### Instrução 1:
Responda às perguntas abaixo com base no trecho sobre Jacqueline Kennedy Onassis como editora.
(a) De que língua ela traduziu os contos de “The Firebird and The Other Russian Fairy Tales”?
(b) Com que sigla ela preferia assinar as edições?
(c) Qual autobiografia de Michael Jackson é citada no trecho?

Mas foi com sua cultura incomum que Jacqueline Lee Bouvier Kennedy Onassis deixou algumas edições verdadeiramente admiráveis na história da Viking e da Doubleday. Depoimentos de colegas de escritório contam que, se existia um esforço imenso em se sentir mais uma funcionária, também era marcante a dedicação ao trabalho editorial em si. O livre acesso à sala do dono não a furtava de preencher relatórios e de preparar o próprio café, mas era na lida com os livros que Jackie mergulhava de maneira obstinada e incansável. “The Firebird and The Other Russian Fairy Tales” (“O Pássaro de Fogo e Outros Contos de Fadas Russos”) – das mesmas lendas que inspiraram o balé homônimo de Balanchine – custou dezenas de tardes da editora iniciante no Departamento de Cultura Eslava da Biblioteca Pública de Nova York. Ela própria traduziu os contos do francês e acompanhou – da preparação dos textos à impressão em gráfica – o volume, ilustrado, a seu convite, pelo artista plástico russo Boris Zvorykin, mestre das artes gráficas e decorativas que havia muito tempo não tinha a chance de publicar seu material. Esse é um dos poucos livros com o seu nome verdadeiro impresso, dos mais de 100 que editou. Jackie preferia assinar com a sigla de seu nome de solteira, Jacqueline Lee Bouvier. JLB era a marca nas edições que ajudava a trazer ao mundo. Greg Lawrence afirma que se tratava de uma atitude de sua biografada em não querer aparecer mais que os autores dos livros que editava. Mas é fácil imaginar que ela pudesse simplesmente querer sumir. Além de assediada pela imprensa e por fãs (uma das passagens mais engraçadas do livro é a entrevista com uma funcionária da portaria da Viking, que se divertia com as criativas tentativas de fãs em serem recebidos pela ex-primeira-dama), Jackie era perseguida por detratores, como integrantes da comunidade grega que não a perdoavam por não estar do lado de Onassis quando ele morreu. Um dos méritos do livro acaba sendo a revelação de bastidores na confecção de best-sellers como “Moonwalk”, a autobiografia que Michael Jackson cavou após o acidente que lhe provocou queimaduras durante um comercial de refrigerante.

### Instrução 2:
Reproduza as entradas desde o início até a linha que contém "y-axis-title-line: Index — [62, 66, 99, 82]", inclusive, substituindo "Europeisk" por "Nordisk" e mantendo todo o restante inalterado.

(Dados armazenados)

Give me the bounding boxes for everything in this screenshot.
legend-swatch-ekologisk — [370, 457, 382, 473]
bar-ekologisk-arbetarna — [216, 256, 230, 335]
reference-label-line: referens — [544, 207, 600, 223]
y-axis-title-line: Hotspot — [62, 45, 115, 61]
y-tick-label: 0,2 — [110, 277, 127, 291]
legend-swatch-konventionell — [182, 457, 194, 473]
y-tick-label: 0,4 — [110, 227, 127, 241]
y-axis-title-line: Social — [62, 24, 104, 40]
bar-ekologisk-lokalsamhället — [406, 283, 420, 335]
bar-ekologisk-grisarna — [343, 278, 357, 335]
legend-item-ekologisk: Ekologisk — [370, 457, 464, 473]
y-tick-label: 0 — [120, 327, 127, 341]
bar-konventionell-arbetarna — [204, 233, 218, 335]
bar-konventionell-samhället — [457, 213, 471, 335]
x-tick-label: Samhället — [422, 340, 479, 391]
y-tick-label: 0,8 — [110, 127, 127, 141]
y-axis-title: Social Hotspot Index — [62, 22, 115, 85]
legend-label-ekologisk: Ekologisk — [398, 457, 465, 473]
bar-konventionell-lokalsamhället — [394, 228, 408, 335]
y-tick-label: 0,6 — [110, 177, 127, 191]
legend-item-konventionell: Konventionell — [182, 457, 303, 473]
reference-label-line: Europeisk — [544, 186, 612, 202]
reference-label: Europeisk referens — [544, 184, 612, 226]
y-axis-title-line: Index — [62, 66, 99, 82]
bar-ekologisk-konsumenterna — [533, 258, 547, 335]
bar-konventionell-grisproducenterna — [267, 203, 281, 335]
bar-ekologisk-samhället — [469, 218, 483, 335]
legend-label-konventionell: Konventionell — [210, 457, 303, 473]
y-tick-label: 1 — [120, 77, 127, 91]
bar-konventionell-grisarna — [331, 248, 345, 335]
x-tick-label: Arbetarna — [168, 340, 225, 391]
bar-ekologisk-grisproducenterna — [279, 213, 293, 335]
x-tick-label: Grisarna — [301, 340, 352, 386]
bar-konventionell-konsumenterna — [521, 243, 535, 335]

### Solução da tarefa 1:
(a) Do francês.
(b) JLB.
(c) “Moonwalk”.

### Solução da tarefa 2:
Give me the bounding boxes for everything in this screenshot.
legend-swatch-ekologisk — [370, 457, 382, 473]
bar-ekologisk-arbetarna — [216, 256, 230, 335]
reference-label-line: referens — [544, 207, 600, 223]
y-axis-title-line: Hotspot — [62, 45, 115, 61]
y-tick-label: 0,2 — [110, 277, 127, 291]
legend-swatch-konventionell — [182, 457, 194, 473]
y-tick-label: 0,4 — [110, 227, 127, 241]
y-axis-title-line: Social — [62, 24, 104, 40]
bar-ekologisk-lokalsamhället — [406, 283, 420, 335]
bar-ekologisk-grisarna — [343, 278, 357, 335]
legend-item-ekologisk: Ekologisk — [370, 457, 464, 473]
y-tick-label: 0 — [120, 327, 127, 341]
bar-konventionell-arbetarna — [204, 233, 218, 335]
bar-konventionell-samhället — [457, 213, 471, 335]
x-tick-label: Samhället — [422, 340, 479, 391]
y-tick-label: 0,8 — [110, 127, 127, 141]
y-axis-title: Social Hotspot Index — [62, 22, 115, 85]
legend-label-ekologisk: Ekologisk — [398, 457, 465, 473]
bar-konventionell-lokalsamhället — [394, 228, 408, 335]
y-tick-label: 0,6 — [110, 177, 127, 191]
legend-item-konventionell: Konventionell — [182, 457, 303, 473]
reference-label-line: Nordisk — [544, 186, 612, 202]
reference-label: Nordisk referens — [544, 184, 612, 226]
y-axis-title-line: Index — [62, 66, 99, 82]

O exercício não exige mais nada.